Transcribe every line exactly and omit anything that is a picture.

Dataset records
########
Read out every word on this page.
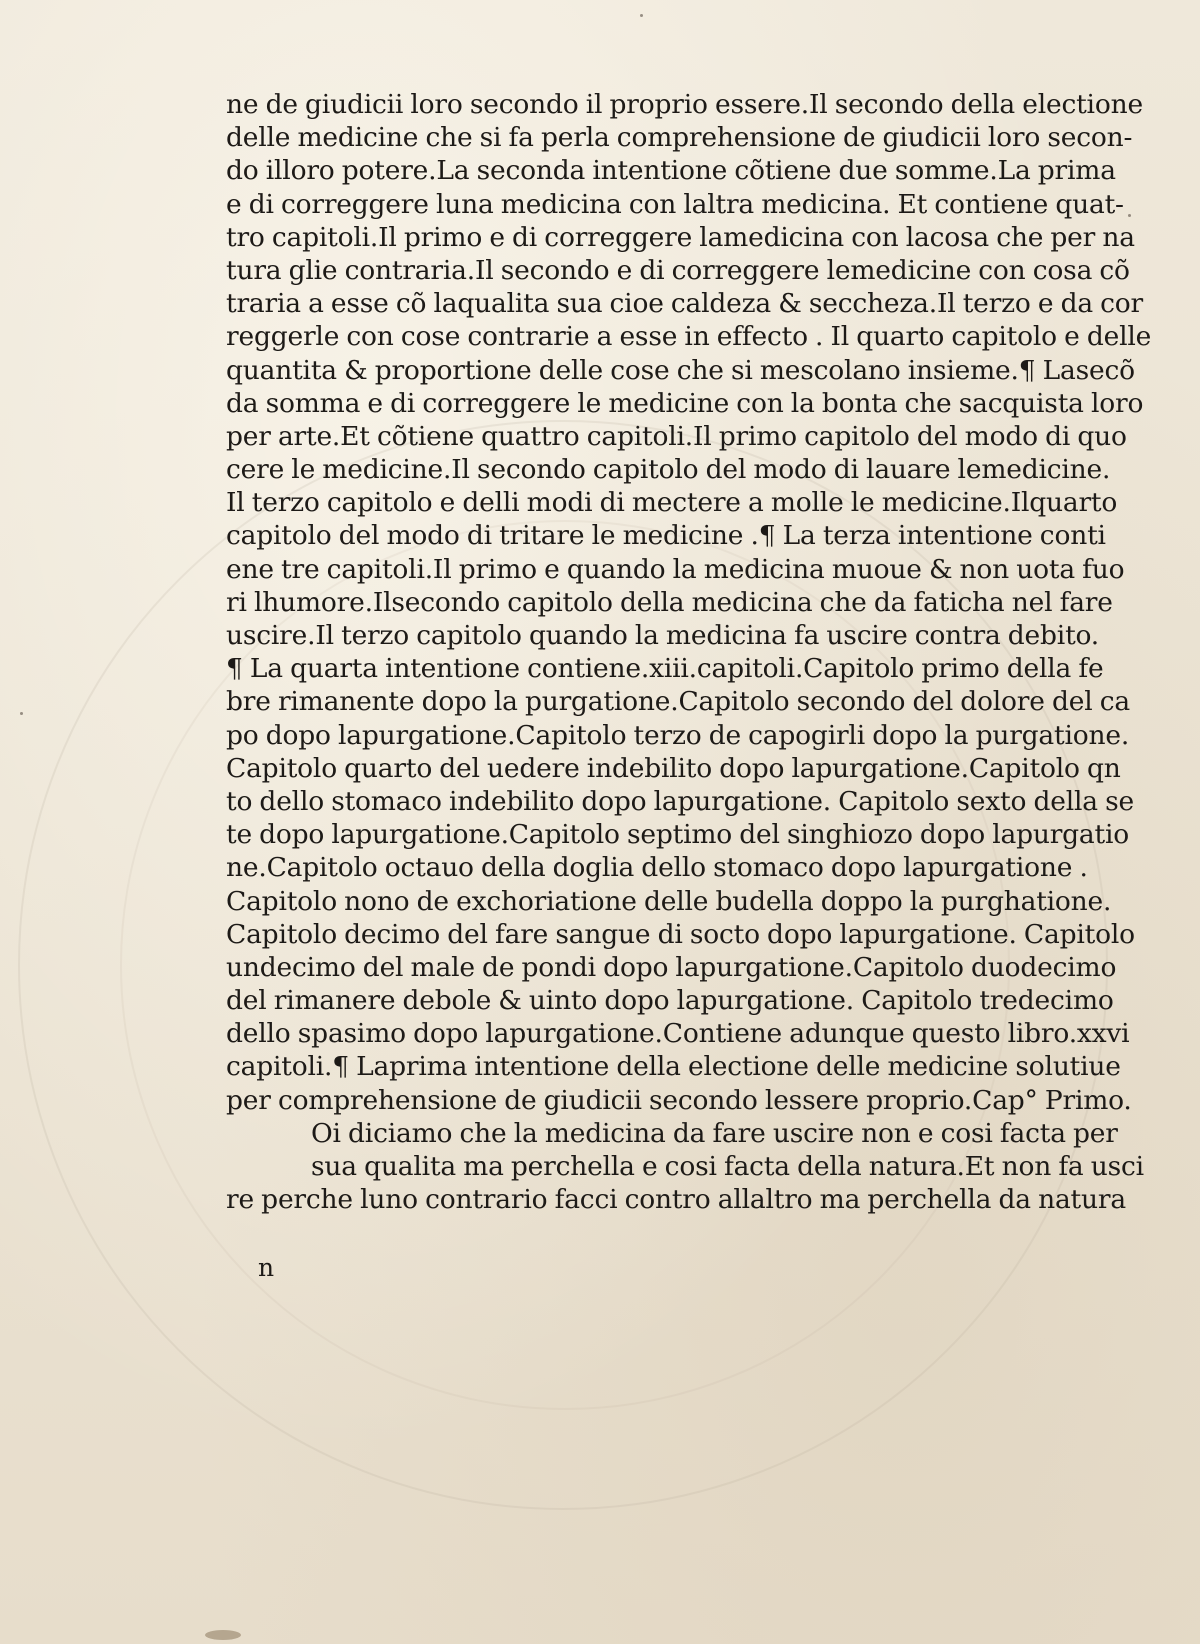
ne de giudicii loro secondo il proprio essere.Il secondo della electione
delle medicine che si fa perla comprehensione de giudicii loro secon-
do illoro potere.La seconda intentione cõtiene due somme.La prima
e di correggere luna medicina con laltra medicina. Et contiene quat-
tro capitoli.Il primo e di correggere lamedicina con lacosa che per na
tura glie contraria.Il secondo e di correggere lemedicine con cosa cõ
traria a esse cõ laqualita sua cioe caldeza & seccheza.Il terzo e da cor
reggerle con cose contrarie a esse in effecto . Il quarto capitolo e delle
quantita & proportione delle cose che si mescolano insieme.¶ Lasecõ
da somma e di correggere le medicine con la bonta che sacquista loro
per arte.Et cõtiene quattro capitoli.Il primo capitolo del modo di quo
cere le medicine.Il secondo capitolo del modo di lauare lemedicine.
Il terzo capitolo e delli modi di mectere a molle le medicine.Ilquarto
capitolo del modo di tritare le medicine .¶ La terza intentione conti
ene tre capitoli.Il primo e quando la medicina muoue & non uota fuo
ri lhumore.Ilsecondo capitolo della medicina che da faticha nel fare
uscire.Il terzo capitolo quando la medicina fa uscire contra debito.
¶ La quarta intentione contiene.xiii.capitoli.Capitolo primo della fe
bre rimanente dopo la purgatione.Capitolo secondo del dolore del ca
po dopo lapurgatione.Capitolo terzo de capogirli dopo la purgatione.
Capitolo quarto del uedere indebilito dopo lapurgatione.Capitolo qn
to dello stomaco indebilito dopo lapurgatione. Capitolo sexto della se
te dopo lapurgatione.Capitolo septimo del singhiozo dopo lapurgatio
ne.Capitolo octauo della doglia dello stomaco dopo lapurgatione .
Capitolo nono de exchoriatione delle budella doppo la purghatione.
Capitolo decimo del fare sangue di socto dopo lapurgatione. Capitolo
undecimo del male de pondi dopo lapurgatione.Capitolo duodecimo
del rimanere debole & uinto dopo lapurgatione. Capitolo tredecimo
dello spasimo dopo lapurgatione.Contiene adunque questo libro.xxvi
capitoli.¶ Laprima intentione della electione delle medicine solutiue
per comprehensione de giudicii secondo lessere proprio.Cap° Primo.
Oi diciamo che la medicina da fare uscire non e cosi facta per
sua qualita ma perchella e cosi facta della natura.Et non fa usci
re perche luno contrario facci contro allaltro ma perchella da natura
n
########
● Solution for this problem:
Read out every word on this page.
ne de giudicii loro secondo il proprio essere.Il secondo della electione
delle medicine che si fa perla comprehensione de giudicii loro secon-
do illoro potere.La seconda intentione cõtiene due somme.La prima
e di correggere luna medicina con laltra medicina. Et contiene quat-
tro capitoli.Il primo e di correggere lamedicina con lacosa che per na
tura glie contraria.Il secondo e di correggere lemedicine con cosa cõ
traria a esse cõ laqualita sua cioe caldeza & seccheza.Il terzo e da cor
reggerle con cose contrarie a esse in effecto . Il quarto capitolo e delle
quantita & proportione delle cose che si mescolano insieme.¶ Lasecõ
da somma e di correggere le medicine con la bonta che sacquista loro
per arte.Et cõtiene quattro capitoli.Il primo capitolo del modo di quo
cere le medicine.Il secondo capitolo del modo di lauare lemedicine.
Il terzo capitolo e delli modi di mectere a molle le medicine.Ilquarto
capitolo del modo di tritare le medicine .¶ La terza intentione conti
ene tre capitoli.Il primo e quando la medicina muoue & non uota fuo
ri lhumore.Ilsecondo capitolo della medicina che da faticha nel fare
uscire.Il terzo capitolo quando la medicina fa uscire contra debito.
¶ La quarta intentione contiene.xiii.capitoli.Capitolo primo della fe
bre rimanente dopo la purgatione.Capitolo secondo del dolore del ca
po dopo lapurgatione.Capitolo terzo de capogirli dopo la purgatione.
Capitolo quarto del uedere indebilito dopo lapurgatione.Capitolo qn
to dello stomaco indebilito dopo lapurgatione. Capitolo sexto della se
te dopo lapurgatione.Capitolo septimo del singhiozo dopo lapurgatio
ne.Capitolo octauo della doglia dello stomaco dopo lapurgatione .
Capitolo nono de exchoriatione delle budella doppo la purghatione.
Capitolo decimo del fare sangue di socto dopo lapurgatione. Capitolo
undecimo del male de pondi dopo lapurgatione.Capitolo duodecimo
del rimanere debole & uinto dopo lapurgatione. Capitolo tredecimo
dello spasimo dopo lapurgatione.Contiene adunque questo libro.xxvi
capitoli.¶ Laprima intentione della electione delle medicine solutiue
per comprehensione de giudicii secondo lessere proprio.Cap° Primo.
Oi diciamo che la medicina da fare uscire non e cosi facta per
sua qualita ma perchella e cosi facta della natura.Et non fa usci
re perche luno contrario facci contro allaltro ma perchella da natura
n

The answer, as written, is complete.